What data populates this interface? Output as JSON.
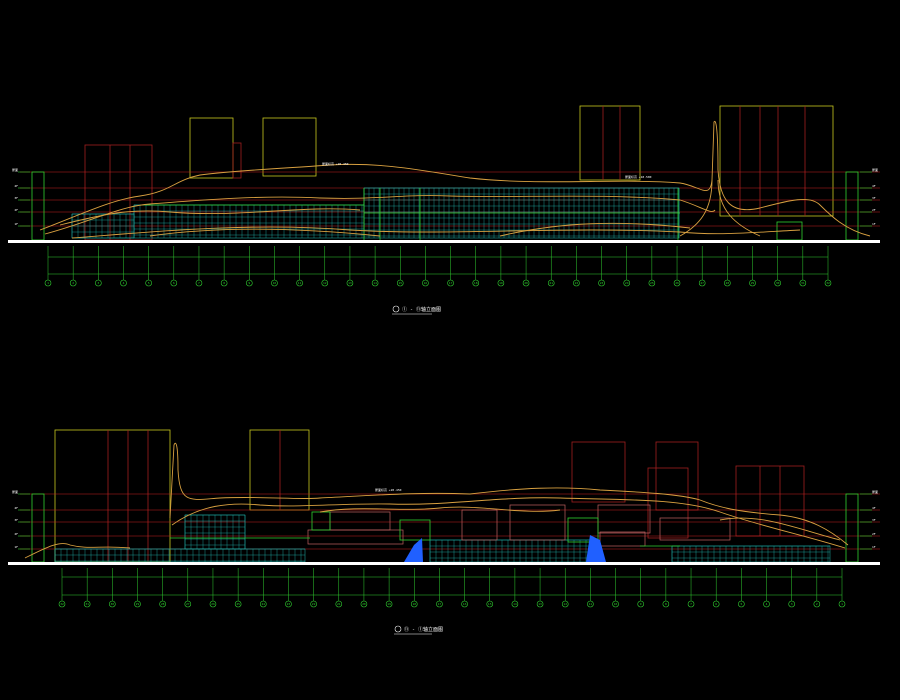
{
  "drawing": {
    "background": "#000000",
    "colors": {
      "building_outline": "#c8c820",
      "tower_dark": "#a02020",
      "datum_line": "#c82020",
      "roof_curve": "#d8a040",
      "facade_grid": "#20b8b0",
      "green_line": "#30d030",
      "ground": "#ffffff",
      "water_blue": "#2060ff",
      "label_text": "#ffffff"
    },
    "upper": {
      "title": "① - ⑪轴立面图",
      "level_tags_left": [
        "屋面",
        "4F",
        "3F",
        "2F",
        "1F"
      ],
      "level_tags_right": [
        "屋面",
        "4F",
        "3F",
        "2F",
        "1F"
      ],
      "annotations": [
        "屋面标高 +20.450",
        "屋面标高 +18.500"
      ],
      "axis_labels": [
        "1",
        "2",
        "3",
        "4",
        "5",
        "6",
        "7",
        "8",
        "9",
        "10",
        "11",
        "12",
        "13",
        "14",
        "15",
        "16",
        "17",
        "18",
        "19",
        "20",
        "21",
        "22",
        "23",
        "24",
        "25",
        "26",
        "27",
        "28",
        "29",
        "30",
        "31",
        "32"
      ]
    },
    "lower": {
      "title": "⑪ - ①轴立面图",
      "level_tags_left": [
        "屋面",
        "4F",
        "3F",
        "2F",
        "1F"
      ],
      "level_tags_right": [
        "屋面",
        "4F",
        "3F",
        "2F",
        "1F"
      ],
      "annotations": [
        "屋面标高 +20.450"
      ],
      "axis_labels": [
        "32",
        "31",
        "30",
        "29",
        "28",
        "27",
        "26",
        "25",
        "24",
        "23",
        "22",
        "21",
        "20",
        "19",
        "18",
        "17",
        "16",
        "15",
        "14",
        "13",
        "12",
        "11",
        "10",
        "9",
        "8",
        "7",
        "6",
        "5",
        "4",
        "3",
        "2",
        "1"
      ]
    }
  }
}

• TO BE DONE
All the material shown above is to be copied exactly, with no pictures carried over.

• WRITTEN ANSWER
What data populates this interface? Output as JSON.
{
  "drawing": {
    "background": "#000000",
    "colors": {
      "building_outline": "#c8c820",
      "tower_dark": "#a02020",
      "datum_line": "#c82020",
      "roof_curve": "#d8a040",
      "facade_grid": "#20b8b0",
      "green_line": "#30d030",
      "ground": "#ffffff",
      "water_blue": "#2060ff",
      "label_text": "#ffffff"
    },
    "upper": {
      "title": "① - ⑪轴立面图",
      "level_tags_left": [
        "屋面",
        "4F",
        "3F",
        "2F",
        "1F"
      ],
      "level_tags_right": [
        "屋面",
        "4F",
        "3F",
        "2F",
        "1F"
      ],
      "annotations": [
        "屋面标高 +20.450",
        "屋面标高 +18.500"
      ],
      "axis_labels": [
        "1",
        "2",
        "3",
        "4",
        "5",
        "6",
        "7",
        "8",
        "9",
        "10",
        "11",
        "12",
        "13",
        "14",
        "15",
        "16",
        "17",
        "18",
        "19",
        "20",
        "21",
        "22",
        "23",
        "24",
        "25",
        "26",
        "27",
        "28",
        "29",
        "30",
        "31",
        "32"
      ]
    },
    "lower": {
      "title": "⑪ - ①轴立面图",
      "level_tags_left": [
        "屋面",
        "4F",
        "3F",
        "2F",
        "1F"
      ],
      "level_tags_right": [
        "屋面",
        "4F",
        "3F",
        "2F",
        "1F"
      ],
      "annotations": [
        "屋面标高 +20.450"
      ],
      "axis_labels": [
        "32",
        "31",
        "30",
        "29",
        "28",
        "27",
        "26",
        "25",
        "24",
        "23",
        "22",
        "21",
        "20",
        "19",
        "18",
        "17",
        "16",
        "15",
        "14",
        "13",
        "12",
        "11",
        "10",
        "9",
        "8",
        "7",
        "6",
        "5",
        "4",
        "3",
        "2",
        "1"
      ]
    }
  }
}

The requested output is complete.